[start]

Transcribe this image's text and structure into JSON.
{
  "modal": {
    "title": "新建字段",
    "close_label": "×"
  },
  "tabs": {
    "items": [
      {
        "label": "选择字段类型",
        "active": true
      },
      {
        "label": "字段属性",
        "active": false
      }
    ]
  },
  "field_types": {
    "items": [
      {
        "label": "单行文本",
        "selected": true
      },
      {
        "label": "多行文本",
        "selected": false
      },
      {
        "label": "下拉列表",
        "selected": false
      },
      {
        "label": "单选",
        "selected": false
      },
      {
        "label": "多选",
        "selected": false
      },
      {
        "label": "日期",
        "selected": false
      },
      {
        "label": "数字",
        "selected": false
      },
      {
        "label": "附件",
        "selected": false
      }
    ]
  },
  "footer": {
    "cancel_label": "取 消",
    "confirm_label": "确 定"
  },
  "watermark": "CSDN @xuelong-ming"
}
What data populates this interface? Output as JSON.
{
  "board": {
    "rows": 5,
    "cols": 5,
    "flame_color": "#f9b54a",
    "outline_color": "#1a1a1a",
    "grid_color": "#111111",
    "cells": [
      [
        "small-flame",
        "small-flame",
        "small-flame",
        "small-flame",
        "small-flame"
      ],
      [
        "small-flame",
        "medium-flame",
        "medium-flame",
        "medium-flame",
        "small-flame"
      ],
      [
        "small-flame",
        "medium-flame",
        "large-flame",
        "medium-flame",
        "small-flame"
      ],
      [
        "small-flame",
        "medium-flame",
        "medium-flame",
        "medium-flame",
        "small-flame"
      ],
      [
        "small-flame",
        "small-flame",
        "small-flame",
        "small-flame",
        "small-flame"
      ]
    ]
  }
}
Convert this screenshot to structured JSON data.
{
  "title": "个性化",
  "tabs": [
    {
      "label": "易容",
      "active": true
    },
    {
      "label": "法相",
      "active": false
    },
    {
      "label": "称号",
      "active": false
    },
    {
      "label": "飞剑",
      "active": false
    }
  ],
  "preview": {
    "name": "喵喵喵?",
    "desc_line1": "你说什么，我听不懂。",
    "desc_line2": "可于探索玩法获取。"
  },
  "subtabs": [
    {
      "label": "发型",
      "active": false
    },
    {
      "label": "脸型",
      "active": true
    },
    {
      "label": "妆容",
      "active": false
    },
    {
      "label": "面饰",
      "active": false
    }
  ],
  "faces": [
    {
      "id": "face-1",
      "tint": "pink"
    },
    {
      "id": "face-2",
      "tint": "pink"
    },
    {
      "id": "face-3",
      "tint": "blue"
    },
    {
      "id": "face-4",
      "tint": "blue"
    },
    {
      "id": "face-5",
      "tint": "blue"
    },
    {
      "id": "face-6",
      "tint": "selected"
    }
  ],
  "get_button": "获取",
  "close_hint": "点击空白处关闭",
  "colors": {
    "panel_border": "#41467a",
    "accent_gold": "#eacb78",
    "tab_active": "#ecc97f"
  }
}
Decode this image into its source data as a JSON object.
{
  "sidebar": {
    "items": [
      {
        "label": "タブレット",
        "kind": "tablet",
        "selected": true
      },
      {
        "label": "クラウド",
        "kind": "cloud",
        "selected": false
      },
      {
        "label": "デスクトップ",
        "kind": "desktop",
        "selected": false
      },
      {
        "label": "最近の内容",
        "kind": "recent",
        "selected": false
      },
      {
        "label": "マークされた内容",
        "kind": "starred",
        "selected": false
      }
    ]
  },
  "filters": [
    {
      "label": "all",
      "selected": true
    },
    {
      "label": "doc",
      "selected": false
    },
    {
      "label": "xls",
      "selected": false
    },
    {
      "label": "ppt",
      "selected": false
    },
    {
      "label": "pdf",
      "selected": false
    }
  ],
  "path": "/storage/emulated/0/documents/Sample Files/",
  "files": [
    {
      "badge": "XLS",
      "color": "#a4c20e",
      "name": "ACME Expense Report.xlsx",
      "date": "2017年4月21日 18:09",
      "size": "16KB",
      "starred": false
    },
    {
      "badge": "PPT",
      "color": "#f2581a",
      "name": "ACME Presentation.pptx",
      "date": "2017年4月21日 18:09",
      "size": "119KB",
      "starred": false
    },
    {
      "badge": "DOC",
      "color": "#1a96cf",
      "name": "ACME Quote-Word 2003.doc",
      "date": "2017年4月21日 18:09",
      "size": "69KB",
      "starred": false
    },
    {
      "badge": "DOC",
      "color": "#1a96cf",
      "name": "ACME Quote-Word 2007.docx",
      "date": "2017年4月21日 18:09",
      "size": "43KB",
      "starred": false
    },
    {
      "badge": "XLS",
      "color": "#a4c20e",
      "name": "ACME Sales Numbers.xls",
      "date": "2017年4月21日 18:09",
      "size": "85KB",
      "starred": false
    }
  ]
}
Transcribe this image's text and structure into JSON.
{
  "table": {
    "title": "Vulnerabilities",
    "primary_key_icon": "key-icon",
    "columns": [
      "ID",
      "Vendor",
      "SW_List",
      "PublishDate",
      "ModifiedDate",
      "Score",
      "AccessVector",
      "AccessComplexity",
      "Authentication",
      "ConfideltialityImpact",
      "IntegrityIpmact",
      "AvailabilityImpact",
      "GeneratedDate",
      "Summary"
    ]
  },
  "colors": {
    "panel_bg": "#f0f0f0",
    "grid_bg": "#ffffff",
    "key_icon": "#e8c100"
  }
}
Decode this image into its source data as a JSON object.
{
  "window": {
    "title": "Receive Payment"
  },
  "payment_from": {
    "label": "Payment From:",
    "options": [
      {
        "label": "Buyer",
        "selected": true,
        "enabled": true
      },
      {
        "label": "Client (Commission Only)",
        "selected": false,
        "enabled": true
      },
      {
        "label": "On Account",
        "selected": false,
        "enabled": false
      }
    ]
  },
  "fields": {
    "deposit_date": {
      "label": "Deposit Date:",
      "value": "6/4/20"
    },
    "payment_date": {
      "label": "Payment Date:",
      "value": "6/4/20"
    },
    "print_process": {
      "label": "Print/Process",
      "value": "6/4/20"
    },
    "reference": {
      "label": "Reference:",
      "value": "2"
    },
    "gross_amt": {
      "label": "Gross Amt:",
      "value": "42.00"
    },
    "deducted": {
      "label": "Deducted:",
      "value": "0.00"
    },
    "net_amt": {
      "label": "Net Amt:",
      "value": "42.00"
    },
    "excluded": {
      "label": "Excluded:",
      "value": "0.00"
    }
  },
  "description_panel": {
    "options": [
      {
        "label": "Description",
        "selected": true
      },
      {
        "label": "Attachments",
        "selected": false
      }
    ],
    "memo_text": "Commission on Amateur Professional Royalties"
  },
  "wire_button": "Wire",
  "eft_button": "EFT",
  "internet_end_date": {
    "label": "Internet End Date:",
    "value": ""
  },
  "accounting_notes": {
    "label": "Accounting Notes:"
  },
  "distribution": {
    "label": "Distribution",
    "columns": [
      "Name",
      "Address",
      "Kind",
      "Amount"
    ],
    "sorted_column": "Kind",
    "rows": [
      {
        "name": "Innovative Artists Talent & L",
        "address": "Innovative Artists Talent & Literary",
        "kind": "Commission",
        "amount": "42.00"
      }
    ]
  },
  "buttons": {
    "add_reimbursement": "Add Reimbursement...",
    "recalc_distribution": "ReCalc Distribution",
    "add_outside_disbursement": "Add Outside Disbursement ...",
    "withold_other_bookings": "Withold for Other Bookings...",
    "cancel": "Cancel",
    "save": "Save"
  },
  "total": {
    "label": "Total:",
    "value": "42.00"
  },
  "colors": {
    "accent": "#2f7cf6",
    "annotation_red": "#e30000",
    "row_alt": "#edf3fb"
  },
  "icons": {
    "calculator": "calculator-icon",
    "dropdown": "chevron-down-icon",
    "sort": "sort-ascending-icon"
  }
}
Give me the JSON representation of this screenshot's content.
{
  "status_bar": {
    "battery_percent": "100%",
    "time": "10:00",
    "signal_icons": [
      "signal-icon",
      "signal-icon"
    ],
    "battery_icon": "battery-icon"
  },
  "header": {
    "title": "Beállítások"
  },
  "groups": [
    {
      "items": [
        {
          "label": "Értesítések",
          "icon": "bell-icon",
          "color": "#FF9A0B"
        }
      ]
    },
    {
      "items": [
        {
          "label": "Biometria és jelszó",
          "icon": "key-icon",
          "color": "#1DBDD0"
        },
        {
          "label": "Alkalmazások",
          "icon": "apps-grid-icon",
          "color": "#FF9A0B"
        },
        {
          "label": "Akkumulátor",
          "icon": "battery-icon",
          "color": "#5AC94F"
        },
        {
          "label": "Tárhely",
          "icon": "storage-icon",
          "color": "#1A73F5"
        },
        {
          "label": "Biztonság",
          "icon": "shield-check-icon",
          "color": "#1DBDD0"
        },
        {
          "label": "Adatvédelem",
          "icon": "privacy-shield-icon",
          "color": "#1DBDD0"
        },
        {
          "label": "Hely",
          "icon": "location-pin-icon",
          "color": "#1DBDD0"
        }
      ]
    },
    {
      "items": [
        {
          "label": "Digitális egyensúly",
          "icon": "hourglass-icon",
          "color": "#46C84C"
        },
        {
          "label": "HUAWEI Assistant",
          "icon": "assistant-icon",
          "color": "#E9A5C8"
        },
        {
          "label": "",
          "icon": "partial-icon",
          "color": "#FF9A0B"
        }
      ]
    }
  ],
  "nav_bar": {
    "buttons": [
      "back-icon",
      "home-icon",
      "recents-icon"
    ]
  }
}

[end]

→ Task to carry out: From the entries above, copy every line that holds the word "Quote".

→ Output for this task:
      "name": "ACME Quote-Word 2003.doc",
      "name": "ACME Quote-Word 2007.docx",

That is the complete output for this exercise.